» **What you should do**: Repeat the records word for word, excluding any picture.

════

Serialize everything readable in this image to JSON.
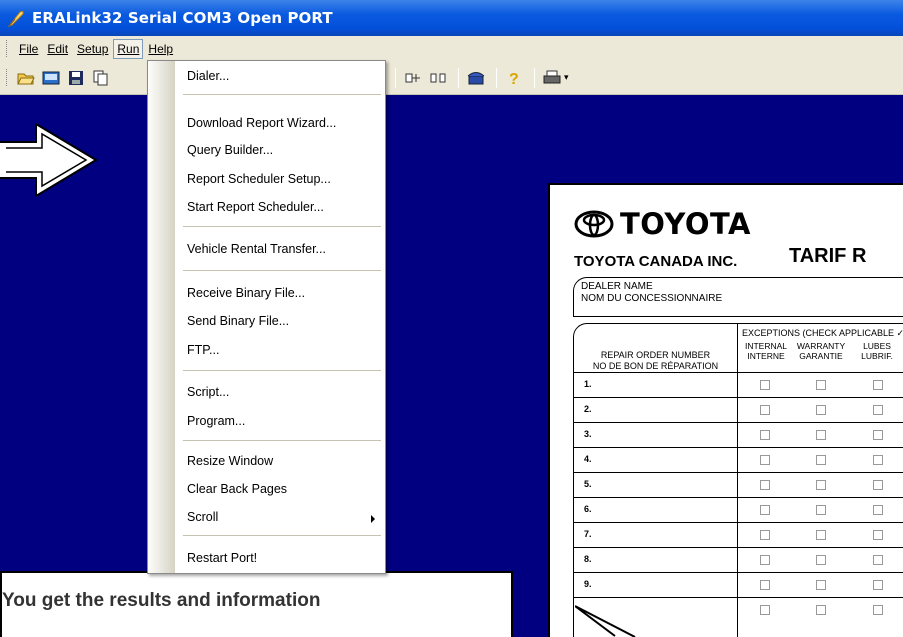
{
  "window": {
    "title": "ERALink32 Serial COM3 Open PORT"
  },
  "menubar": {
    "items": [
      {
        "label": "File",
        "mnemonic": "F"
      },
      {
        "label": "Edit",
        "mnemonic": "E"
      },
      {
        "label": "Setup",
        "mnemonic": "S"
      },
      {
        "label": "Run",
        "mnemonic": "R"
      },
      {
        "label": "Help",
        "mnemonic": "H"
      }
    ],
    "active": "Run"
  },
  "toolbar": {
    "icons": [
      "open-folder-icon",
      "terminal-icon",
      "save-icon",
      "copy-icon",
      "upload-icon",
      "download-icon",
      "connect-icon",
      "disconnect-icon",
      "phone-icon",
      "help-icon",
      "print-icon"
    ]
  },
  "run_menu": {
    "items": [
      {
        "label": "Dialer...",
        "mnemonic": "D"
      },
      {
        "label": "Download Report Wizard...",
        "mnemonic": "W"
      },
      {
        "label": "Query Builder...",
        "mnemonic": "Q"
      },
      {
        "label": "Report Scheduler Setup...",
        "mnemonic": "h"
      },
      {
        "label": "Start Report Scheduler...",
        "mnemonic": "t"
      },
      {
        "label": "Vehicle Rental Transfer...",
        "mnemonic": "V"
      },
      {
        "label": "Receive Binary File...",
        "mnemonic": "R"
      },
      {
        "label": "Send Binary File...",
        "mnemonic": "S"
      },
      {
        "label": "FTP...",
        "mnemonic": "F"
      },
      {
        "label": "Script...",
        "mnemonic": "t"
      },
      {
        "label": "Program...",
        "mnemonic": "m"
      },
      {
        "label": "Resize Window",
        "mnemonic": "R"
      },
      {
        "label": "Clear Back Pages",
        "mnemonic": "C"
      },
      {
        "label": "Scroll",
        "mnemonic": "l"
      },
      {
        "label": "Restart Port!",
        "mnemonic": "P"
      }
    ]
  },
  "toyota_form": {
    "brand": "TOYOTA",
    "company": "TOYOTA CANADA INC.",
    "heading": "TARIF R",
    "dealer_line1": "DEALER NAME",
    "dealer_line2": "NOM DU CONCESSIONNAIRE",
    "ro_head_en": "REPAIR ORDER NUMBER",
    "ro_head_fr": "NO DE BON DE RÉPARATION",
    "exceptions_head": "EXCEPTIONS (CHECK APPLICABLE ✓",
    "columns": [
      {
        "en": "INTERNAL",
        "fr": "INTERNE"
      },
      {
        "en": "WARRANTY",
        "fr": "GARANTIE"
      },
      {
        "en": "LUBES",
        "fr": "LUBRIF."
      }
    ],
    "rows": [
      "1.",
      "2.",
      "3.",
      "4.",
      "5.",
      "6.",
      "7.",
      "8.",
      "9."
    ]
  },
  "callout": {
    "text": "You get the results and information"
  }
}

════

» **Task response**:
Serialize everything readable in this image to JSON.
{
  "window": {
    "title": "ERALink32 Serial COM3 Open PORT"
  },
  "menubar": {
    "items": [
      {
        "label": "File",
        "mnemonic": "F"
      },
      {
        "label": "Edit",
        "mnemonic": "E"
      },
      {
        "label": "Setup",
        "mnemonic": "S"
      },
      {
        "label": "Run",
        "mnemonic": "R"
      },
      {
        "label": "Help",
        "mnemonic": "H"
      }
    ],
    "active": "Run"
  },
  "toolbar": {
    "icons": [
      "open-folder-icon",
      "terminal-icon",
      "save-icon",
      "copy-icon",
      "upload-icon",
      "download-icon",
      "connect-icon",
      "disconnect-icon",
      "phone-icon",
      "help-icon",
      "print-icon"
    ]
  },
  "run_menu": {
    "items": [
      {
        "label": "Dialer...",
        "mnemonic": "D"
      },
      {
        "label": "Download Report Wizard...",
        "mnemonic": "W"
      },
      {
        "label": "Query Builder...",
        "mnemonic": "Q"
      },
      {
        "label": "Report Scheduler Setup...",
        "mnemonic": "h"
      },
      {
        "label": "Start Report Scheduler...",
        "mnemonic": "t"
      },
      {
        "label": "Vehicle Rental Transfer...",
        "mnemonic": "V"
      },
      {
        "label": "Receive Binary File...",
        "mnemonic": "R"
      },
      {
        "label": "Send Binary File...",
        "mnemonic": "S"
      },
      {
        "label": "FTP...",
        "mnemonic": "F"
      },
      {
        "label": "Script...",
        "mnemonic": "t"
      },
      {
        "label": "Program...",
        "mnemonic": "m"
      },
      {
        "label": "Resize Window",
        "mnemonic": "R"
      },
      {
        "label": "Clear Back Pages",
        "mnemonic": "C"
      },
      {
        "label": "Scroll",
        "mnemonic": "l"
      },
      {
        "label": "Restart Port!",
        "mnemonic": "P"
      }
    ]
  },
  "toyota_form": {
    "brand": "TOYOTA",
    "company": "TOYOTA CANADA INC.",
    "heading": "TARIF R",
    "dealer_line1": "DEALER NAME",
    "dealer_line2": "NOM DU CONCESSIONNAIRE",
    "ro_head_en": "REPAIR ORDER NUMBER",
    "ro_head_fr": "NO DE BON DE RÉPARATION",
    "exceptions_head": "EXCEPTIONS (CHECK APPLICABLE ✓",
    "columns": [
      {
        "en": "INTERNAL",
        "fr": "INTERNE"
      },
      {
        "en": "WARRANTY",
        "fr": "GARANTIE"
      },
      {
        "en": "LUBES",
        "fr": "LUBRIF."
      }
    ],
    "rows": [
      "1.",
      "2.",
      "3.",
      "4.",
      "5.",
      "6.",
      "7.",
      "8.",
      "9."
    ]
  },
  "callout": {
    "text": "You get the results and information"
  }
}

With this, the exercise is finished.